Copy out every line of the data exactly.

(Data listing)
* begin *

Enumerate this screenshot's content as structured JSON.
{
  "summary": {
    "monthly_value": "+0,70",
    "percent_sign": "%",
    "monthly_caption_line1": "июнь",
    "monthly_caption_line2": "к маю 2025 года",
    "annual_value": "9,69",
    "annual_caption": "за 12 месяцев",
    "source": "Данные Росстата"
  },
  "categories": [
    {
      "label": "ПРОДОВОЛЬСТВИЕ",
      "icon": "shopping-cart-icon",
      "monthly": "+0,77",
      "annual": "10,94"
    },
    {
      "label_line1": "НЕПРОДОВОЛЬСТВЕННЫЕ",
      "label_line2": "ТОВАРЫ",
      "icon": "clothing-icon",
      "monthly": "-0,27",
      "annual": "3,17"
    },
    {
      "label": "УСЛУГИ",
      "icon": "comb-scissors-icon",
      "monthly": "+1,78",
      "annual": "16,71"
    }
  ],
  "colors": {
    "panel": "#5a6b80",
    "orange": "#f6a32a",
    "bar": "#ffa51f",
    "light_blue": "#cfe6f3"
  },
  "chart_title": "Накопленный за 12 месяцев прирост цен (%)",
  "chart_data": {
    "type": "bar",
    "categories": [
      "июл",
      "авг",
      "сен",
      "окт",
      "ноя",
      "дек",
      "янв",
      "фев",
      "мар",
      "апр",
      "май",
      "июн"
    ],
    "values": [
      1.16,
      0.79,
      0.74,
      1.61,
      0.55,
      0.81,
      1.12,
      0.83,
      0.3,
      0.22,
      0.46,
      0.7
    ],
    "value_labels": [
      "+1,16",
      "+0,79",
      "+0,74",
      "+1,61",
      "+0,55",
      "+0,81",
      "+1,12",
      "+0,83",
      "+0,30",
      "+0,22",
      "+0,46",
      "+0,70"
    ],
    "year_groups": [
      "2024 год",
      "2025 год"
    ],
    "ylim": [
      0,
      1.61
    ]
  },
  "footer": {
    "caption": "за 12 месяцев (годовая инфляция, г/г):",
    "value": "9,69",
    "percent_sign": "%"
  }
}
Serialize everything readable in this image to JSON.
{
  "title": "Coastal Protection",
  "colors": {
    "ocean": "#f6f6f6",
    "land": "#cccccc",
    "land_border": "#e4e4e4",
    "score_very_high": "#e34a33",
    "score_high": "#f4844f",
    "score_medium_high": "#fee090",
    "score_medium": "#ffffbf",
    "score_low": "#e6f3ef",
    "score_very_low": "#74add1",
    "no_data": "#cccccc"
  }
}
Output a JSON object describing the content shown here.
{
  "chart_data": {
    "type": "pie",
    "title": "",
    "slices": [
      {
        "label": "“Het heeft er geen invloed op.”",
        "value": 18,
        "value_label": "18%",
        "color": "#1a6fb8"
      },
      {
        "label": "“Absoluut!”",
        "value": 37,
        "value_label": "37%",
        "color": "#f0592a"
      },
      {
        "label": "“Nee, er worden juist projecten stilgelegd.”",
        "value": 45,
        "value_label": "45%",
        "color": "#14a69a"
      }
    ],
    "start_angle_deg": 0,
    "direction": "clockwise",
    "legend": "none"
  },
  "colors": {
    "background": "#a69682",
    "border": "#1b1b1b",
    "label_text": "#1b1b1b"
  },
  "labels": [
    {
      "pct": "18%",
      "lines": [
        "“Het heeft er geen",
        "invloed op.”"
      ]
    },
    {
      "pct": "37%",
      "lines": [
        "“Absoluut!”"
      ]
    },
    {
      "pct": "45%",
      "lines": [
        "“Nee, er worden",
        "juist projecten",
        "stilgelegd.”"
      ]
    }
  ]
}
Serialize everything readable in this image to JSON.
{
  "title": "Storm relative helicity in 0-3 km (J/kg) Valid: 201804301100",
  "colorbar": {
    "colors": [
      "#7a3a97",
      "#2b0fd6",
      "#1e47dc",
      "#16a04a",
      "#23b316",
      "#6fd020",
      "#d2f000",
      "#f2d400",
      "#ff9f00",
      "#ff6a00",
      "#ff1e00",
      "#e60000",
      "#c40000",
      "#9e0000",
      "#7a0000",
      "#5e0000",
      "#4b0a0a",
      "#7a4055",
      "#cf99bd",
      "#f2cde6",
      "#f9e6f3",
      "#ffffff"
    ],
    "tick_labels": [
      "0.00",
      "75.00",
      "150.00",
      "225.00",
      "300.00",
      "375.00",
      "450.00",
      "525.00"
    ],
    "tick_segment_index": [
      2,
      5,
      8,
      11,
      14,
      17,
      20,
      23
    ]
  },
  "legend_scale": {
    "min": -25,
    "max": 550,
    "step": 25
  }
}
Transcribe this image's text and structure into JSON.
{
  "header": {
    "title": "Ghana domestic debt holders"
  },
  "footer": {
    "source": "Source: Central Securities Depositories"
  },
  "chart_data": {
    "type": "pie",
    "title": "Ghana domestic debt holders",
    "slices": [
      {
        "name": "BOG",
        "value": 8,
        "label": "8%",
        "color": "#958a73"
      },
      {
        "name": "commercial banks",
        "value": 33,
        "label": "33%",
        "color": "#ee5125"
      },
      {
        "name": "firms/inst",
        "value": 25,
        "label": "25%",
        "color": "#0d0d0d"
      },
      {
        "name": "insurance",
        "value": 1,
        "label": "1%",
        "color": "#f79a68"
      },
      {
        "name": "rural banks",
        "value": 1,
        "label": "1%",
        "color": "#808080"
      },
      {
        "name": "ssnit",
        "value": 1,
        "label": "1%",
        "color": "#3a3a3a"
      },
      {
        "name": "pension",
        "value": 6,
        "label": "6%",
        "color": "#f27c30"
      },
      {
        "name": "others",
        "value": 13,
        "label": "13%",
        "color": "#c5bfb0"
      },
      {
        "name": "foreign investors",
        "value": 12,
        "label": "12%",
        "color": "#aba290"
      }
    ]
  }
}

* end *

Expected answer:
Enumerate this screenshot's content as structured JSON.
{
  "summary": {
    "monthly_value": "+0,70",
    "percent_sign": "%",
    "monthly_caption_line1": "июнь",
    "monthly_caption_line2": "к маю 2025 года",
    "annual_value": "9,69",
    "annual_caption": "за 12 месяцев",
    "source": "Данные Росстата"
  },
  "categories": [
    {
      "label": "ПРОДОВОЛЬСТВИЕ",
      "icon": "shopping-cart-icon",
      "monthly": "+0,77",
      "annual": "10,94"
    },
    {
      "label_line1": "НЕПРОДОВОЛЬСТВЕННЫЕ",
      "label_line2": "ТОВАРЫ",
      "icon": "clothing-icon",
      "monthly": "-0,27",
      "annual": "3,17"
    },
    {
      "label": "УСЛУГИ",
      "icon": "comb-scissors-icon",
      "monthly": "+1,78",
      "annual": "16,71"
    }
  ],
  "colors": {
    "panel": "#5a6b80",
    "orange": "#f6a32a",
    "bar": "#ffa51f",
    "light_blue": "#cfe6f3"
  },
  "chart_title": "Накопленный за 12 месяцев прирост цен (%)",
  "chart_data": {
    "type": "bar",
    "categories": [
      "июл",
      "авг",
      "сен",
      "окт",
      "ноя",
      "дек",
      "янв",
      "фев",
      "мар",
      "апр",
      "май",
      "июн"
    ],
    "values": [
      1.16,
      0.79,
      0.74,
      1.61,
      0.55,
      0.81,
      1.12,
      0.83,
      0.3,
      0.22,
      0.46,
      0.7
    ],
    "value_labels": [
      "+1,16",
      "+0,79",
      "+0,74",
      "+1,61",
      "+0,55",
      "+0,81",
      "+1,12",
      "+0,83",
      "+0,30",
      "+0,22",
      "+0,46",
      "+0,70"
    ],
    "year_groups": [
      "2024 год",
      "2025 год"
    ],
    "ylim": [
      0,
      1.61
    ]
  },
  "footer": {
    "caption": "за 12 месяцев (годовая инфляция, г/г):",
    "value": "9,69",
    "percent_sign": "%"
  }
}
Serialize everything readable in this image to JSON.
{
  "title": "Coastal Protection",
  "colors": {
    "ocean": "#f6f6f6",
    "land": "#cccccc",
    "land_border": "#e4e4e4",
    "score_very_high": "#e34a33",
    "score_high": "#f4844f",
    "score_medium_high": "#fee090",
    "score_medium": "#ffffbf",
    "score_low": "#e6f3ef",
    "score_very_low": "#74add1",
    "no_data": "#cccccc"
  }
}
Output a JSON object describing the content shown here.
{
  "chart_data": {
    "type": "pie",
    "title": "",
    "slices": [
      {
        "label": "“Het heeft er geen invloed op.”",
        "value": 18,
        "value_label": "18%",
        "color": "#1a6fb8"
      },
      {
        "label": "“Absoluut!”",
        "value": 37,
        "value_label": "37%",
        "color": "#f0592a"
      },
      {
        "label": "“Nee, er worden juist projecten stilgelegd.”",
        "value": 45,
        "value_label": "45%",
        "color": "#14a69a"
      }
    ],
    "start_angle_deg": 0,
    "direction": "clockwise",
    "legend": "none"
  },
  "colors": {
    "background": "#a69682",
    "border": "#1b1b1b",
    "label_text": "#1b1b1b"
  },
  "labels": [
    {
      "pct": "18%",
      "lines": [
        "“Het heeft er geen",
        "invloed op.”"
      ]
    },
    {
      "pct": "37%",
      "lines": [
        "“Absoluut!”"
      ]
    },
    {
      "pct": "45%",
      "lines": [
        "“Nee, er worden",
        "juist projecten",
        "stilgelegd.”"
      ]
    }
  ]
}
Serialize everything readable in this image to JSON.
{
  "title": "Storm relative helicity in 0-3 km (J/kg) Valid: 201804301100",
  "colorbar": {
    "colors": [
      "#7a3a97",
      "#2b0fd6",
      "#1e47dc",
      "#16a04a",
      "#23b316",
      "#6fd020",
      "#d2f000",
      "#f2d400",
      "#ff9f00",
      "#ff6a00",
      "#ff1e00",
      "#e60000",
      "#c40000",
      "#9e0000",
      "#7a0000",
      "#5e0000",
      "#4b0a0a",
      "#7a4055",
      "#cf99bd",
      "#f2cde6",
      "#f9e6f3",
      "#ffffff"
    ],
    "tick_labels": [
      "0.00",
      "75.00",
      "150.00",
      "225.00",
      "300.00",
      "375.00",
      "450.00",
      "525.00"
    ],
    "tick_segment_index": [
      2,
      5,
      8,
      11,
      14,
      17,
      20,
      23
    ]
  },
  "legend_scale": {
    "min": -25,
    "max": 550,
    "step": 25
  }
}
Transcribe this image's text and structure into JSON.
{
  "header": {
    "title": "Ghana domestic debt holders"
  },
  "footer": {
    "source": "Source: Central Securities Depositories"
  },
  "chart_data": {
    "type": "pie",
    "title": "Ghana domestic debt holders",
    "slices": [
      {
        "name": "BOG",
        "value": 8,
        "label": "8%",
        "color": "#958a73"
      },
      {
        "name": "commercial banks",
        "value": 33,
        "label": "33%",
        "color": "#ee5125"
      },
      {
        "name": "firms/inst",
        "value": 25,
        "label": "25%",
        "color": "#0d0d0d"
      },
      {
        "name": "insurance",
        "value": 1,
        "label": "1%",
        "color": "#f79a68"
      },
      {
        "name": "rural banks",
        "value": 1,
        "label": "1%",
        "color": "#808080"
      },
      {
        "name": "ssnit",
        "value": 1,
        "label": "1%",
        "color": "#3a3a3a"
      },
      {
        "name": "pension",
        "value": 6,
        "label": "6%",
        "color": "#f27c30"
      },
      {
        "name": "others",
        "value": 13,
        "label": "13%",
        "color": "#c5bfb0"
      },
      {
        "name": "foreign investors",
        "value": 12,
        "label": "12%",
        "color": "#aba290"
      }
    ]
  }
}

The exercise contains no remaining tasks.